Given instruction » Copy the items below word for word, but leave out the pictures.

Extracted material »
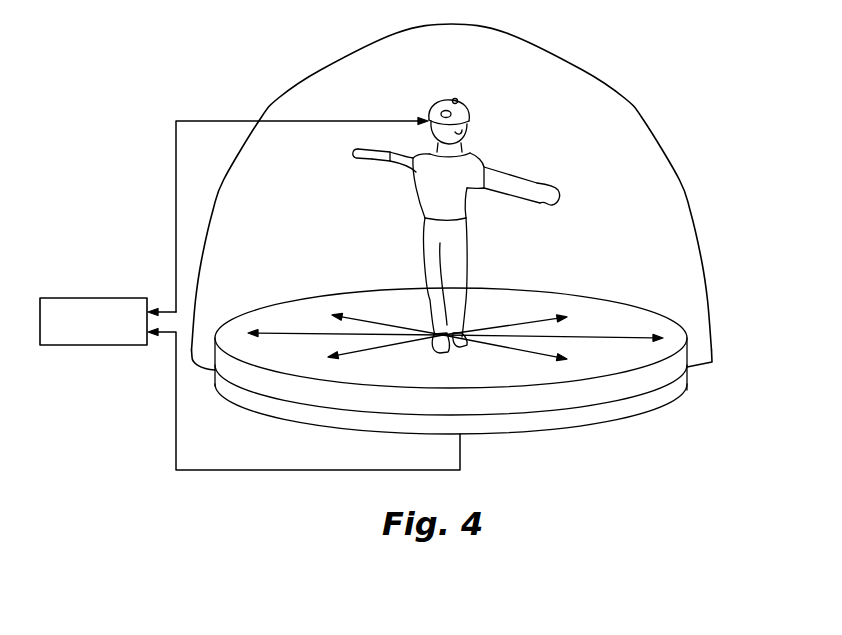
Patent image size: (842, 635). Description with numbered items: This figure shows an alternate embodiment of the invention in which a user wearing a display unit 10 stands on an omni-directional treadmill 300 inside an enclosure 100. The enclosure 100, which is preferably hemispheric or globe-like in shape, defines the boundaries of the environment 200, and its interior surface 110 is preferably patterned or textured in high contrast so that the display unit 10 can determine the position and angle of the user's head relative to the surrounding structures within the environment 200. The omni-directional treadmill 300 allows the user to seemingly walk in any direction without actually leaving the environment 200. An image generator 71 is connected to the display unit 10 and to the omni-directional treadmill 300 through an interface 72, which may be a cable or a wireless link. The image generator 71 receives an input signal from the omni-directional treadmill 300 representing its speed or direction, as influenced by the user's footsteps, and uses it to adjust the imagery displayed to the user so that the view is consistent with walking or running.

The enclosure 100 is at (437, 197).
The display unit 10 is at (425, 104).
The interior surface 110 is at (579, 76).
The environment 200 is at (630, 160).
The omni-directional treadmill 300 is at (610, 328).
The image generator 71 is at (105, 327).
The interface 72 is at (175, 213).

Final result »
Patent image size: (842, 635). Description with numbered items: This figure shows an alternate embodiment of the invention in which a user wearing a display unit 10 stands on an omni-directional treadmill 300 inside an enclosure 100. The enclosure 100, which is preferably hemispheric or globe-like in shape, defines the boundaries of the environment 200, and its interior surface 110 is preferably patterned or textured in high contrast so that the display unit 10 can determine the position and angle of the user's head relative to the surrounding structures within the environment 200. The omni-directional treadmill 300 allows the user to seemingly walk in any direction without actually leaving the environment 200. An image generator 71 is connected to the display unit 10 and to the omni-directional treadmill 300 through an interface 72, which may be a cable or a wireless link. The image generator 71 receives an input signal from the omni-directional treadmill 300 representing its speed or direction, as influenced by the user's footsteps, and uses it to adjust the imagery displayed to the user so that the view is consistent with walking or running.

The enclosure 100 is at (437, 197).
The display unit 10 is at (425, 104).
The interior surface 110 is at (579, 76).
The environment 200 is at (630, 160).
The omni-directional treadmill 300 is at (610, 328).
The image generator 71 is at (105, 327).
The interface 72 is at (175, 213).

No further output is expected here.